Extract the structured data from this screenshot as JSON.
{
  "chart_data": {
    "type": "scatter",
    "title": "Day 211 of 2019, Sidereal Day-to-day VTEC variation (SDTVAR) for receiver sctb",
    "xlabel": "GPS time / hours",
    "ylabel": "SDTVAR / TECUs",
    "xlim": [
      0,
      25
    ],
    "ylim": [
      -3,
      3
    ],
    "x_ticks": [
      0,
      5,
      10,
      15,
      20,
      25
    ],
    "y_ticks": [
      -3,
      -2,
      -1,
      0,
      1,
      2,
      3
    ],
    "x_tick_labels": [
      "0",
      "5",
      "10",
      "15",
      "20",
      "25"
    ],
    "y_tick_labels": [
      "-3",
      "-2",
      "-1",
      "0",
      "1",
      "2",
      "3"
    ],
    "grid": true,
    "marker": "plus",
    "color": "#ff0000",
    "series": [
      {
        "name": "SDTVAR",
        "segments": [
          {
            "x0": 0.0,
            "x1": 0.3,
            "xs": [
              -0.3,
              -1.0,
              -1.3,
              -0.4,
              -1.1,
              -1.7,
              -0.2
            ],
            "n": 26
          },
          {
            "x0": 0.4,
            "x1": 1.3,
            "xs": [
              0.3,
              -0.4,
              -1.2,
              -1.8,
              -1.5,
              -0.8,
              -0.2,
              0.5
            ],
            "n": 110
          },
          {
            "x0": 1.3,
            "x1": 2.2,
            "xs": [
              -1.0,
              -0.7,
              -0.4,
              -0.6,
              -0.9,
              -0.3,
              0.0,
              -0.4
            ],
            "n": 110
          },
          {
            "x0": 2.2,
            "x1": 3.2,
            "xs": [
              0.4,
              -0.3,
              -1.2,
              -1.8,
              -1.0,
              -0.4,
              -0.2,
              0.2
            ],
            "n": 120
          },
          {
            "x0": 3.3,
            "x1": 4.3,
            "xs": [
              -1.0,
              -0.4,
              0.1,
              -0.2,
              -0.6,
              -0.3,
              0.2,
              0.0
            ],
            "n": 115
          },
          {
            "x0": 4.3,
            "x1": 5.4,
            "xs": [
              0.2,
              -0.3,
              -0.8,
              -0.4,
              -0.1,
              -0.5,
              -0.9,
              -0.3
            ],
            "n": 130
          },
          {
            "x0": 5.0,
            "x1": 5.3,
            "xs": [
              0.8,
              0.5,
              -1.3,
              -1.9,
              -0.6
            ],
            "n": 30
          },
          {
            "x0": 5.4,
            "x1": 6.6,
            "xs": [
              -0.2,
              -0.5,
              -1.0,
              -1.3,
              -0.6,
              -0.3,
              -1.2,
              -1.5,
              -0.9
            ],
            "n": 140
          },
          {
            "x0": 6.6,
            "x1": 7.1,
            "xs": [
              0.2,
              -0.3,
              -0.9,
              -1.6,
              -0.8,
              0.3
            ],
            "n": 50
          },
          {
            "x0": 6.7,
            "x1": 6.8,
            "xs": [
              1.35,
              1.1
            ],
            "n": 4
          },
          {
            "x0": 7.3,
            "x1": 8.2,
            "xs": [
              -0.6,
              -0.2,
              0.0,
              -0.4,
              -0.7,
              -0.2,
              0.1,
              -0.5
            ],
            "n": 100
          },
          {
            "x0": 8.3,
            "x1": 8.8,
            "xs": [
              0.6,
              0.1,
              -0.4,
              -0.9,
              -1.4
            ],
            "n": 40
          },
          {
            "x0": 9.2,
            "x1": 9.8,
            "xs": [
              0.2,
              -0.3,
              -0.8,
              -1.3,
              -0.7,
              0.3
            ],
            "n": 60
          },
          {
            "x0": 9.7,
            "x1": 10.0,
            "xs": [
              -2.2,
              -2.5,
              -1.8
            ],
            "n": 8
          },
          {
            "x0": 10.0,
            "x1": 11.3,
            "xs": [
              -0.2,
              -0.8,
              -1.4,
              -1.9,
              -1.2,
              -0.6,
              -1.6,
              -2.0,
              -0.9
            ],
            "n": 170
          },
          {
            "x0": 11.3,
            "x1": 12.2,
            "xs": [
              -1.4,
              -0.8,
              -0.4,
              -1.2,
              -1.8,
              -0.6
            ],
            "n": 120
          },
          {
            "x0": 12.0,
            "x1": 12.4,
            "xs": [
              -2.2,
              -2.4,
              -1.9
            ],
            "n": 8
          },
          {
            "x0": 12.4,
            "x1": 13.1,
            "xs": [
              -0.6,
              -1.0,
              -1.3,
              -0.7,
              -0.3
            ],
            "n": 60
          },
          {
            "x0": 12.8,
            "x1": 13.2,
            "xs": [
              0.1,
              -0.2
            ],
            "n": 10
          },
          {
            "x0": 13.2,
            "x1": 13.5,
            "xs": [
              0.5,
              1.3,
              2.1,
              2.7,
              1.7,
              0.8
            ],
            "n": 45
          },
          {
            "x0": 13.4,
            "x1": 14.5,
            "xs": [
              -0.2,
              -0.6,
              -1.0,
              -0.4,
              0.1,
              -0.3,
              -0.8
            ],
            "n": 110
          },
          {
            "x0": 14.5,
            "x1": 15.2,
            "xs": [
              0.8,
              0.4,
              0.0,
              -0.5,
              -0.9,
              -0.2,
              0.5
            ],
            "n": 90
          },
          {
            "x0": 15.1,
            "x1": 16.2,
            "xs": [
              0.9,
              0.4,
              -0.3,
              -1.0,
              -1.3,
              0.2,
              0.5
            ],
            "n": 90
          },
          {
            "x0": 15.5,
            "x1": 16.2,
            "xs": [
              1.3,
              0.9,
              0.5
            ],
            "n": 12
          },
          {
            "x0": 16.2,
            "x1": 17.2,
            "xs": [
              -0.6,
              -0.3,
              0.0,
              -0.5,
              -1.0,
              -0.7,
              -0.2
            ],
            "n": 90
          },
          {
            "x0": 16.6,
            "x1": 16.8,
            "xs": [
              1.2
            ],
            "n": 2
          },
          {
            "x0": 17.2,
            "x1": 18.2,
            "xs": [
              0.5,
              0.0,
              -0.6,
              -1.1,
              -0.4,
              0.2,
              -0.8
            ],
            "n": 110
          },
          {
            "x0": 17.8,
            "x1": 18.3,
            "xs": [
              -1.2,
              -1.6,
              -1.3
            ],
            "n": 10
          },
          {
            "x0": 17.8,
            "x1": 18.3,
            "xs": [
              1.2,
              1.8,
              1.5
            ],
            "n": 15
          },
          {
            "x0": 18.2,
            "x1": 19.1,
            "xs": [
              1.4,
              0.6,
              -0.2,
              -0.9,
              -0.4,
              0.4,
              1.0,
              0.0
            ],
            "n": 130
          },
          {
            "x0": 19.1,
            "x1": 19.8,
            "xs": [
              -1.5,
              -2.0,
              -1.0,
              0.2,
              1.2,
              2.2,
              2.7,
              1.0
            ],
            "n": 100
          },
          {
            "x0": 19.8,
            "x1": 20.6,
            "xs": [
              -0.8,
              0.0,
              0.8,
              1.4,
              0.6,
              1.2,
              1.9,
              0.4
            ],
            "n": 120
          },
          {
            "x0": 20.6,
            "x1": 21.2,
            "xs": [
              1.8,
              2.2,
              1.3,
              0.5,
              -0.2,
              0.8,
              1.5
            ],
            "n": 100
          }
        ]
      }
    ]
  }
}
+++
**Exercise description**. Show the lines of the material that contain the word "SDTVAR".

**Response to this task**.
    "title": "Day 211 of 2019, Sidereal Day-to-day VTEC variation (SDTVAR) for receiver sctb",
    "ylabel": "SDTVAR / TECUs",
        "name": "SDTVAR",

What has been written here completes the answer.